__Instructions to follow__
Pictures stay out of your copy, but everything else in the records below must be repeated exactly.

__Records provided__
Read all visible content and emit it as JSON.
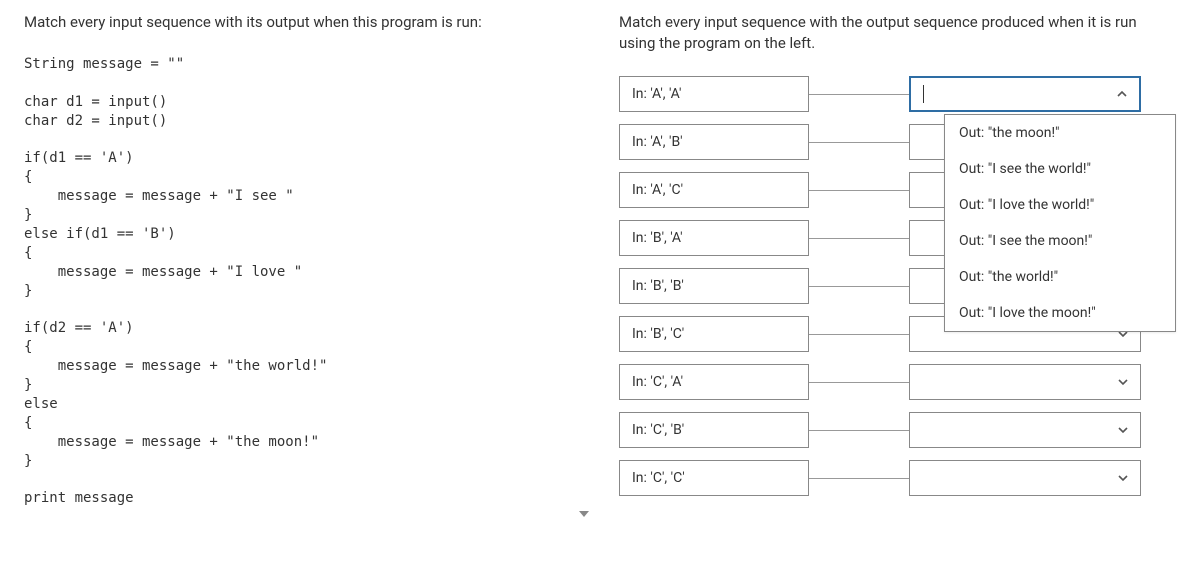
{
  "left": {
    "instruction": "Match every input sequence with its output when this program is run:",
    "code": "String message = \"\"\n\nchar d1 = input()\nchar d2 = input()\n\nif(d1 == 'A')\n{\n    message = message + \"I see \"\n}\nelse if(d1 == 'B')\n{\n    message = message + \"I love \"\n}\n\nif(d2 == 'A')\n{\n    message = message + \"the world!\"\n}\nelse\n{\n    message = message + \"the moon!\"\n}\n\nprint message"
  },
  "right": {
    "instruction": "Match every input sequence with the output sequence produced when it is run using the program on the left.",
    "rows": [
      {
        "input": "In: 'A', 'A'",
        "selected": "",
        "open": true
      },
      {
        "input": "In: 'A', 'B'",
        "selected": "",
        "open": false
      },
      {
        "input": "In: 'A', 'C'",
        "selected": "",
        "open": false
      },
      {
        "input": "In: 'B', 'A'",
        "selected": "",
        "open": false
      },
      {
        "input": "In: 'B', 'B'",
        "selected": "",
        "open": false
      },
      {
        "input": "In: 'B', 'C'",
        "selected": "",
        "open": false
      },
      {
        "input": "In: 'C', 'A'",
        "selected": "",
        "open": false
      },
      {
        "input": "In: 'C', 'B'",
        "selected": "",
        "open": false
      },
      {
        "input": "In: 'C', 'C'",
        "selected": "",
        "open": false
      }
    ],
    "dropdown_options": [
      "Out: \"the moon!\"",
      "Out: \"I see the world!\"",
      "Out: \"I love the world!\"",
      "Out: \"I see the moon!\"",
      "Out: \"the world!\"",
      "Out: \"I love the moon!\""
    ]
  }
}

__Solved problem__
Read all visible content and emit it as JSON.
{
  "left": {
    "instruction": "Match every input sequence with its output when this program is run:",
    "code": "String message = \"\"\n\nchar d1 = input()\nchar d2 = input()\n\nif(d1 == 'A')\n{\n    message = message + \"I see \"\n}\nelse if(d1 == 'B')\n{\n    message = message + \"I love \"\n}\n\nif(d2 == 'A')\n{\n    message = message + \"the world!\"\n}\nelse\n{\n    message = message + \"the moon!\"\n}\n\nprint message"
  },
  "right": {
    "instruction": "Match every input sequence with the output sequence produced when it is run using the program on the left.",
    "rows": [
      {
        "input": "In: 'A', 'A'",
        "selected": "",
        "open": true
      },
      {
        "input": "In: 'A', 'B'",
        "selected": "",
        "open": false
      },
      {
        "input": "In: 'A', 'C'",
        "selected": "",
        "open": false
      },
      {
        "input": "In: 'B', 'A'",
        "selected": "",
        "open": false
      },
      {
        "input": "In: 'B', 'B'",
        "selected": "",
        "open": false
      },
      {
        "input": "In: 'B', 'C'",
        "selected": "",
        "open": false
      },
      {
        "input": "In: 'C', 'A'",
        "selected": "",
        "open": false
      },
      {
        "input": "In: 'C', 'B'",
        "selected": "",
        "open": false
      },
      {
        "input": "In: 'C', 'C'",
        "selected": "",
        "open": false
      }
    ],
    "dropdown_options": [
      "Out: \"the moon!\"",
      "Out: \"I see the world!\"",
      "Out: \"I love the world!\"",
      "Out: \"I see the moon!\"",
      "Out: \"the world!\"",
      "Out: \"I love the moon!\""
    ]
  }
}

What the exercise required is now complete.